Repeat every line of the data exactly, but not the pictures.

Stored dataset items
+ + + + +
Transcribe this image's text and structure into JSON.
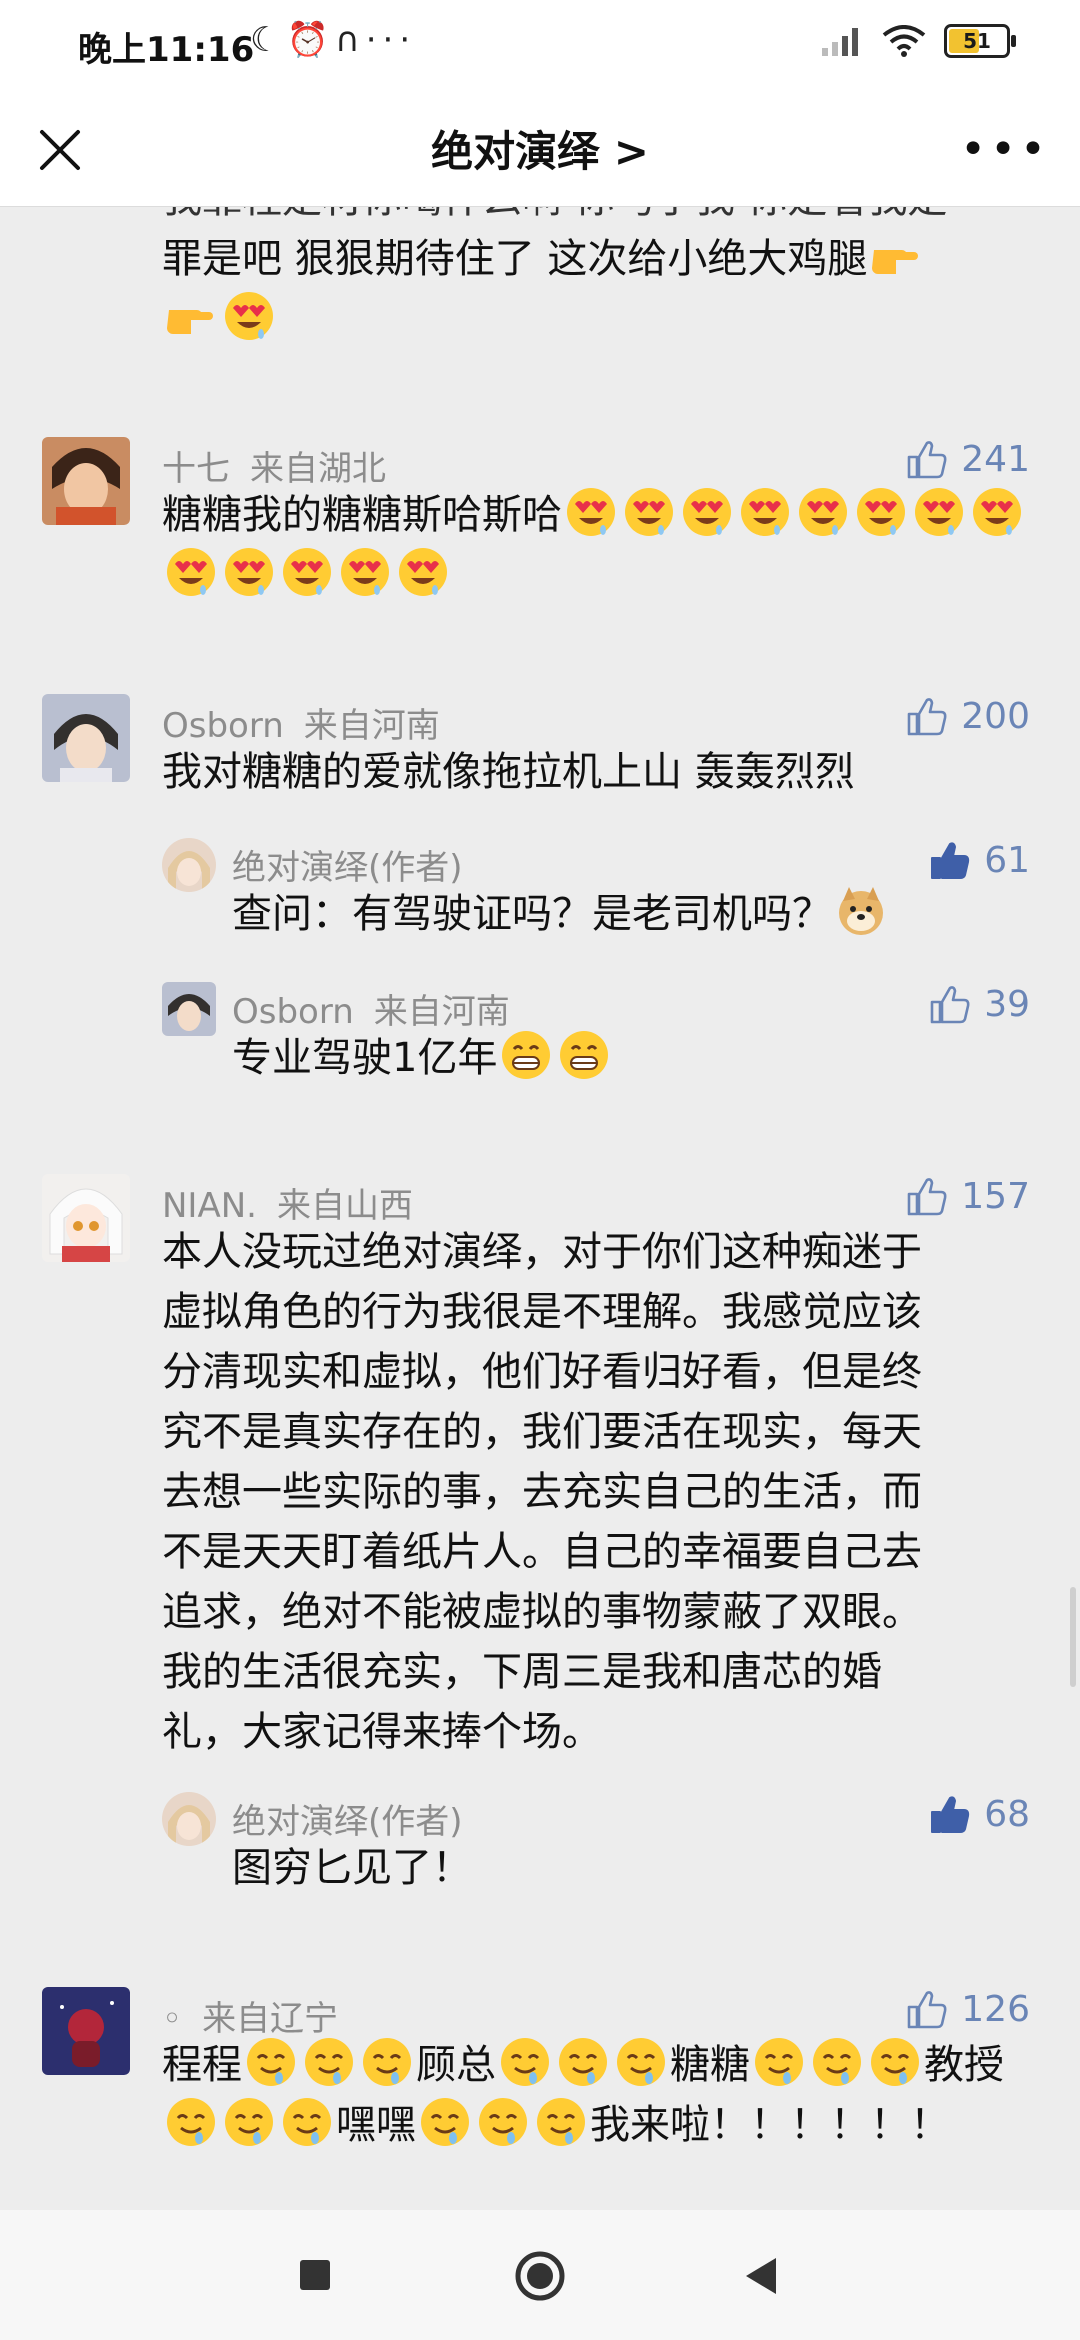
{
  "status": {
    "time": "晚上11:16",
    "battery": "51"
  },
  "header": {
    "title": "绝对演绎 >"
  },
  "partial": {
    "line1": "我靠程是材你喝什么啊 你马了我 你是看我是",
    "line2": "罪是吧 狠狠期待住了 这次给小绝大鸡腿",
    "emoji": [
      "point-right-emoji",
      "point-right-emoji",
      "heart-eyes-emoji"
    ]
  },
  "comments": [
    {
      "name": "十七",
      "location": "来自湖北",
      "likes": "241",
      "text": "糖糖我的糖糖斯哈斯哈",
      "emoji_count": 13
    },
    {
      "name": "Osborn",
      "location": "来自河南",
      "likes": "200",
      "text": "我对糖糖的爱就像拖拉机上山 轰轰烈烈",
      "replies": [
        {
          "name": "绝对演绎(作者)",
          "likes": "61",
          "text": "查问：有驾驶证吗？是老司机吗？",
          "liked": true
        },
        {
          "name": "Osborn",
          "location": "来自河南",
          "likes": "39",
          "text": "专业驾驶1亿年"
        }
      ]
    },
    {
      "name": "NIAN.",
      "location": "来自山西",
      "likes": "157",
      "lines": [
        "本人没玩过绝对演绎，对于你们这种痴迷于",
        "虚拟角色的行为我很是不理解。我感觉应该",
        "分清现实和虚拟，他们好看归好看，但是终",
        "究不是真实存在的，我们要活在现实，每天",
        "去想一些实际的事，去充实自己的生活，而",
        "不是天天盯着纸片人。自己的幸福要自己去",
        "追求，绝对不能被虚拟的事物蒙蔽了双眼。",
        "我的生活很充实，下周三是我和唐芯的婚",
        "礼，大家记得来捧个场。"
      ],
      "replies": [
        {
          "name": "绝对演绎(作者)",
          "likes": "68",
          "text": "图穷匕见了！",
          "liked": true
        }
      ]
    },
    {
      "name": "◦",
      "location": "来自辽宁",
      "likes": "126",
      "seg": [
        "程程",
        "顾总",
        "糖糖",
        "教授",
        "嘿嘿",
        "我来啦！！！！！！"
      ]
    }
  ]
}
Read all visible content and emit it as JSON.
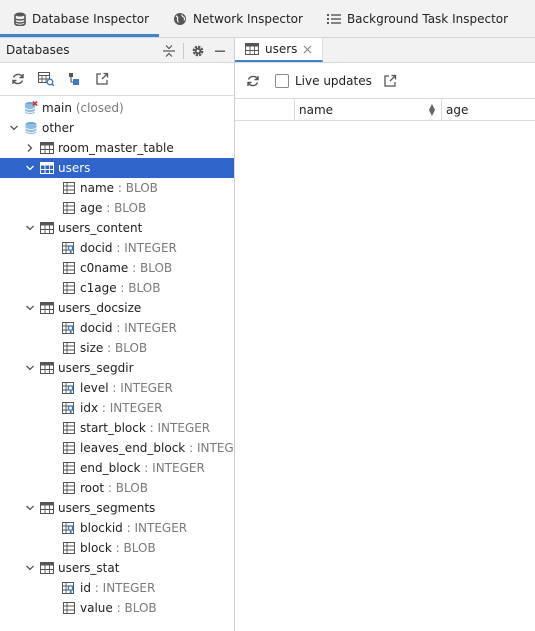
{
  "top_tabs": [
    {
      "label": "Database Inspector",
      "icon": "database-icon"
    },
    {
      "label": "Network Inspector",
      "icon": "globe-icon"
    },
    {
      "label": "Background Task Inspector",
      "icon": "list-icon"
    }
  ],
  "left_panel": {
    "title": "Databases"
  },
  "tree": {
    "main_db": {
      "name": "main",
      "status": "(closed)"
    },
    "other_db": {
      "name": "other"
    },
    "tables": {
      "room_master_table": "room_master_table",
      "users": {
        "name": "users",
        "cols": [
          {
            "name": "name",
            "sep": ":",
            "type": "BLOB"
          },
          {
            "name": "age",
            "sep": ":",
            "type": "BLOB"
          }
        ]
      },
      "users_content": {
        "name": "users_content",
        "cols": [
          {
            "name": "docid",
            "sep": ":",
            "type": "INTEGER"
          },
          {
            "name": "c0name",
            "sep": ":",
            "type": "BLOB"
          },
          {
            "name": "c1age",
            "sep": ":",
            "type": "BLOB"
          }
        ]
      },
      "users_docsize": {
        "name": "users_docsize",
        "cols": [
          {
            "name": "docid",
            "sep": ":",
            "type": "INTEGER"
          },
          {
            "name": "size",
            "sep": ":",
            "type": "BLOB"
          }
        ]
      },
      "users_segdir": {
        "name": "users_segdir",
        "cols": [
          {
            "name": "level",
            "sep": ":",
            "type": "INTEGER"
          },
          {
            "name": "idx",
            "sep": ":",
            "type": "INTEGER"
          },
          {
            "name": "start_block",
            "sep": ":",
            "type": "INTEGER"
          },
          {
            "name": "leaves_end_block",
            "sep": ":",
            "type": "INTEGER"
          },
          {
            "name": "end_block",
            "sep": ":",
            "type": "INTEGER"
          },
          {
            "name": "root",
            "sep": ":",
            "type": "BLOB"
          }
        ]
      },
      "users_segments": {
        "name": "users_segments",
        "cols": [
          {
            "name": "blockid",
            "sep": ":",
            "type": "INTEGER"
          },
          {
            "name": "block",
            "sep": ":",
            "type": "BLOB"
          }
        ]
      },
      "users_stat": {
        "name": "users_stat",
        "cols": [
          {
            "name": "id",
            "sep": ":",
            "type": "INTEGER"
          },
          {
            "name": "value",
            "sep": ":",
            "type": "BLOB"
          }
        ]
      }
    }
  },
  "right_panel": {
    "tab_label": "users",
    "live_updates_label": "Live updates",
    "columns": [
      "name",
      "age"
    ]
  },
  "colors": {
    "accent": "#4083c9",
    "selection": "#2f65ca"
  }
}
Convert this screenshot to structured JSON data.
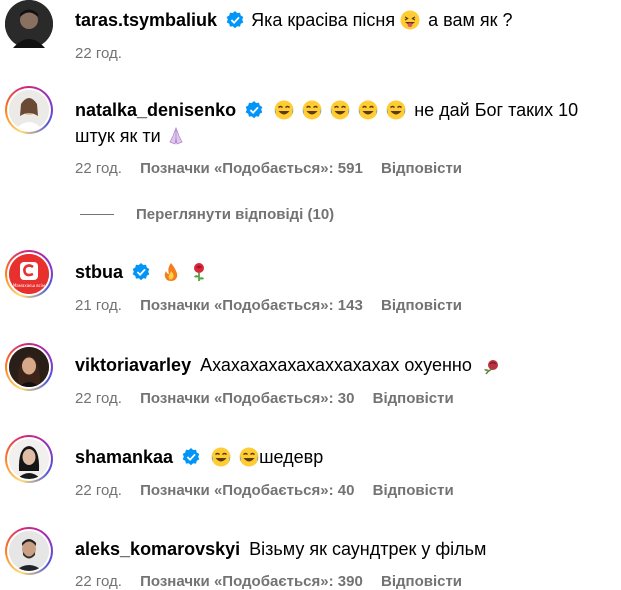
{
  "comments": [
    {
      "username": "taras.tsymbaliuk",
      "verified": true,
      "text_before": "Яка красіва пісня",
      "emoji": "squinting-tongue-emoji",
      "text_after": "а вам як ?",
      "time": "22 год.",
      "has_likes": false
    },
    {
      "username": "natalka_denisenko",
      "verified": true,
      "emojis": [
        "tears-of-joy-emoji",
        "tears-of-joy-emoji",
        "tears-of-joy-emoji",
        "tears-of-joy-emoji",
        "tears-of-joy-emoji"
      ],
      "text": "не дай Бог таких 10 штук як ти",
      "trailing_emoji": "folded-hands-emoji",
      "time": "22 год.",
      "likes": "Позначки «Подобається»: 591",
      "reply": "Відповісти"
    },
    {
      "username": "stbua",
      "verified": true,
      "emojis": [
        "fire-emoji",
        "rose-emoji"
      ],
      "time": "21 год.",
      "likes": "Позначки «Подобається»: 143",
      "reply": "Відповісти",
      "avatar_caption": "Мамахаєш всім"
    },
    {
      "username": "viktoriavarley",
      "verified": false,
      "text": "Ахахахахахахаххахахах охуенно",
      "trailing_emoji": "wilted-rose-emoji",
      "time": "22 год.",
      "likes": "Позначки «Подобається»: 30",
      "reply": "Відповісти"
    },
    {
      "username": "shamankaa",
      "verified": true,
      "emojis": [
        "tears-of-joy-emoji",
        "tears-of-joy-emoji"
      ],
      "text": "шедевр",
      "time": "22 год.",
      "likes": "Позначки «Подобається»: 40",
      "reply": "Відповісти"
    },
    {
      "username": "aleks_komarovskyi",
      "verified": false,
      "text": "Візьму як саундтрек у фільм",
      "time": "22 год.",
      "likes": "Позначки «Подобається»: 390",
      "reply": "Відповісти"
    }
  ],
  "view_replies": "Переглянути відповіді (10)",
  "colors": {
    "meta": "#737373",
    "verified": "#0095f6",
    "stb_red": "#e8312f"
  }
}
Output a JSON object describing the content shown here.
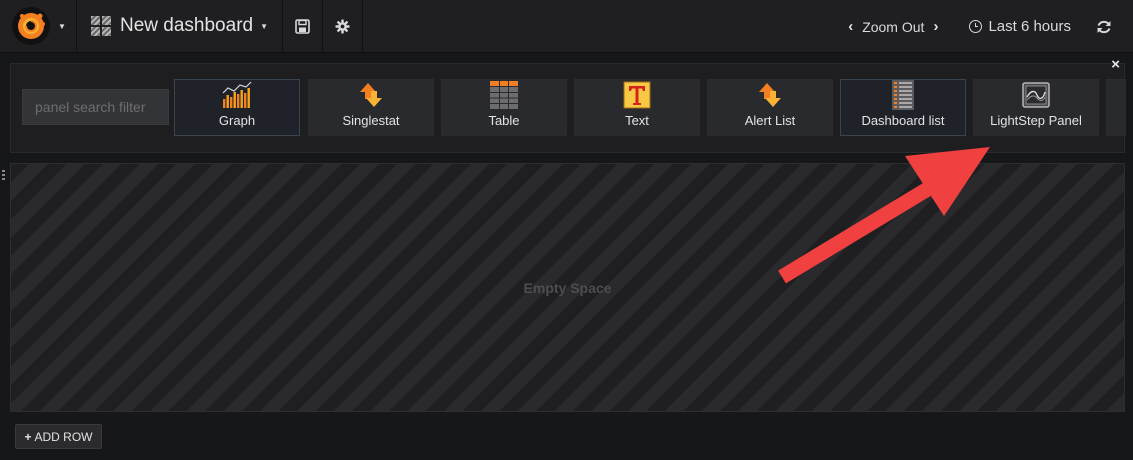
{
  "navbar": {
    "dashboard_title": "New dashboard",
    "zoom_out_label": "Zoom Out",
    "time_range_label": "Last 6 hours"
  },
  "picker": {
    "search_placeholder": "panel search filter",
    "close_symbol": "×",
    "panels": [
      {
        "label": "Graph",
        "icon": "graph-icon",
        "selected": true
      },
      {
        "label": "Singlestat",
        "icon": "singlestat-icon",
        "selected": false
      },
      {
        "label": "Table",
        "icon": "table-icon",
        "selected": false
      },
      {
        "label": "Text",
        "icon": "text-icon",
        "selected": false
      },
      {
        "label": "Alert List",
        "icon": "alert-list-icon",
        "selected": false
      },
      {
        "label": "Dashboard list",
        "icon": "dashboard-list-icon",
        "selected": true
      },
      {
        "label": "LightStep Panel",
        "icon": "lightstep-icon",
        "selected": false
      }
    ]
  },
  "row": {
    "empty_label": "Empty Space"
  },
  "footer": {
    "add_row_label": "ADD ROW"
  },
  "colors": {
    "background": "#161719",
    "accent_orange": "#f47f20",
    "annotation_arrow": "#f0403f"
  }
}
+ + + + +
Reply to the task:
Transcribe this image's text and structure into JSON.
{
  "status": {
    "time": "晚上11:16",
    "battery": "51"
  },
  "header": {
    "title": "绝对演绎 >"
  },
  "partial": {
    "line1": "我靠程是材你喝什么啊 你马了我 你是看我是",
    "line2": "罪是吧 狠狠期待住了 这次给小绝大鸡腿",
    "emoji": [
      "point-right-emoji",
      "point-right-emoji",
      "heart-eyes-emoji"
    ]
  },
  "comments": [
    {
      "name": "十七",
      "location": "来自湖北",
      "likes": "241",
      "text": "糖糖我的糖糖斯哈斯哈",
      "emoji_count": 13
    },
    {
      "name": "Osborn",
      "location": "来自河南",
      "likes": "200",
      "text": "我对糖糖的爱就像拖拉机上山 轰轰烈烈",
      "replies": [
        {
          "name": "绝对演绎(作者)",
          "likes": "61",
          "text": "查问：有驾驶证吗？是老司机吗？",
          "liked": true
        },
        {
          "name": "Osborn",
          "location": "来自河南",
          "likes": "39",
          "text": "专业驾驶1亿年"
        }
      ]
    },
    {
      "name": "NIAN.",
      "location": "来自山西",
      "likes": "157",
      "lines": [
        "本人没玩过绝对演绎，对于你们这种痴迷于",
        "虚拟角色的行为我很是不理解。我感觉应该",
        "分清现实和虚拟，他们好看归好看，但是终",
        "究不是真实存在的，我们要活在现实，每天",
        "去想一些实际的事，去充实自己的生活，而",
        "不是天天盯着纸片人。自己的幸福要自己去",
        "追求，绝对不能被虚拟的事物蒙蔽了双眼。",
        "我的生活很充实，下周三是我和唐芯的婚",
        "礼，大家记得来捧个场。"
      ],
      "replies": [
        {
          "name": "绝对演绎(作者)",
          "likes": "68",
          "text": "图穷匕见了！",
          "liked": true
        }
      ]
    },
    {
      "name": "◦",
      "location": "来自辽宁",
      "likes": "126",
      "seg": [
        "程程",
        "顾总",
        "糖糖",
        "教授",
        "嘿嘿",
        "我来啦！！！！！！"
      ]
    }
  ]
}
Read all visible content and emit it as JSON.
{
  "top_tabs": [
    {
      "label": "Database Inspector",
      "icon": "database-icon"
    },
    {
      "label": "Network Inspector",
      "icon": "globe-icon"
    },
    {
      "label": "Background Task Inspector",
      "icon": "list-icon"
    }
  ],
  "left_panel": {
    "title": "Databases"
  },
  "tree": {
    "main_db": {
      "name": "main",
      "status": "(closed)"
    },
    "other_db": {
      "name": "other"
    },
    "tables": {
      "room_master_table": "room_master_table",
      "users": {
        "name": "users",
        "cols": [
          {
            "name": "name",
            "sep": ":",
            "type": "BLOB"
          },
          {
            "name": "age",
            "sep": ":",
            "type": "BLOB"
          }
        ]
      },
      "users_content": {
        "name": "users_content",
        "cols": [
          {
            "name": "docid",
            "sep": ":",
            "type": "INTEGER"
          },
          {
            "name": "c0name",
            "sep": ":",
            "type": "BLOB"
          },
          {
            "name": "c1age",
            "sep": ":",
            "type": "BLOB"
          }
        ]
      },
      "users_docsize": {
        "name": "users_docsize",
        "cols": [
          {
            "name": "docid",
            "sep": ":",
            "type": "INTEGER"
          },
          {
            "name": "size",
            "sep": ":",
            "type": "BLOB"
          }
        ]
      },
      "users_segdir": {
        "name": "users_segdir",
        "cols": [
          {
            "name": "level",
            "sep": ":",
            "type": "INTEGER"
          },
          {
            "name": "idx",
            "sep": ":",
            "type": "INTEGER"
          },
          {
            "name": "start_block",
            "sep": ":",
            "type": "INTEGER"
          },
          {
            "name": "leaves_end_block",
            "sep": ":",
            "type": "INTEGER"
          },
          {
            "name": "end_block",
            "sep": ":",
            "type": "INTEGER"
          },
          {
            "name": "root",
            "sep": ":",
            "type": "BLOB"
          }
        ]
      },
      "users_segments": {
        "name": "users_segments",
        "cols": [
          {
            "name": "blockid",
            "sep": ":",
            "type": "INTEGER"
          },
          {
            "name": "block",
            "sep": ":",
            "type": "BLOB"
          }
        ]
      },
      "users_stat": {
        "name": "users_stat",
        "cols": [
          {
            "name": "id",
            "sep": ":",
            "type": "INTEGER"
          },
          {
            "name": "value",
            "sep": ":",
            "type": "BLOB"
          }
        ]
      }
    }
  },
  "right_panel": {
    "tab_label": "users",
    "live_updates_label": "Live updates",
    "columns": [
      "name",
      "age"
    ]
  },
  "colors": {
    "accent": "#4083c9",
    "selection": "#2f65ca"
  }
}
Convert this screenshot to structured JSON data.
{
  "comments": [
    {
      "username": "taras.tsymbaliuk",
      "verified": true,
      "text_before": "Яка красіва пісня",
      "emoji": "squinting-tongue-emoji",
      "text_after": "а вам як ?",
      "time": "22 год.",
      "has_likes": false
    },
    {
      "username": "natalka_denisenko",
      "verified": true,
      "emojis": [
        "tears-of-joy-emoji",
        "tears-of-joy-emoji",
        "tears-of-joy-emoji",
        "tears-of-joy-emoji",
        "tears-of-joy-emoji"
      ],
      "text": "не дай Бог таких 10 штук як ти",
      "trailing_emoji": "folded-hands-emoji",
      "time": "22 год.",
      "likes": "Позначки «Подобається»: 591",
      "reply": "Відповісти"
    },
    {
      "username": "stbua",
      "verified": true,
      "emojis": [
        "fire-emoji",
        "rose-emoji"
      ],
      "time": "21 год.",
      "likes": "Позначки «Подобається»: 143",
      "reply": "Відповісти",
      "avatar_caption": "Мамахаєш всім"
    },
    {
      "username": "viktoriavarley",
      "verified": false,
      "text": "Ахахахахахахаххахахах охуенно",
      "trailing_emoji": "wilted-rose-emoji",
      "time": "22 год.",
      "likes": "Позначки «Подобається»: 30",
      "reply": "Відповісти"
    },
    {
      "username": "shamankaa",
      "verified": true,
      "emojis": [
        "tears-of-joy-emoji",
        "tears-of-joy-emoji"
      ],
      "text": "шедевр",
      "time": "22 год.",
      "likes": "Позначки «Подобається»: 40",
      "reply": "Відповісти"
    },
    {
      "username": "aleks_komarovskyi",
      "verified": false,
      "text": "Візьму як саундтрек у фільм",
      "time": "22 год.",
      "likes": "Позначки «Подобається»: 390",
      "reply": "Відповісти"
    }
  ],
  "view_replies": "Переглянути відповіді (10)",
  "colors": {
    "meta": "#737373",
    "verified": "#0095f6",
    "stb_red": "#e8312f"
  }
}
Output a JSON object describing the content shown here.
{
  "navbar": {
    "dashboard_title": "New dashboard",
    "zoom_out_label": "Zoom Out",
    "time_range_label": "Last 6 hours"
  },
  "picker": {
    "search_placeholder": "panel search filter",
    "close_symbol": "×",
    "panels": [
      {
        "label": "Graph",
        "icon": "graph-icon",
        "selected": true
      },
      {
        "label": "Singlestat",
        "icon": "singlestat-icon",
        "selected": false
      },
      {
        "label": "Table",
        "icon": "table-icon",
        "selected": false
      },
      {
        "label": "Text",
        "icon": "text-icon",
        "selected": false
      },
      {
        "label": "Alert List",
        "icon": "alert-list-icon",
        "selected": false
      },
      {
        "label": "Dashboard list",
        "icon": "dashboard-list-icon",
        "selected": true
      },
      {
        "label": "LightStep Panel",
        "icon": "lightstep-icon",
        "selected": false
      }
    ]
  },
  "row": {
    "empty_label": "Empty Space"
  },
  "footer": {
    "add_row_label": "ADD ROW"
  },
  "colors": {
    "background": "#161719",
    "accent_orange": "#f47f20",
    "annotation_arrow": "#f0403f"
  }
}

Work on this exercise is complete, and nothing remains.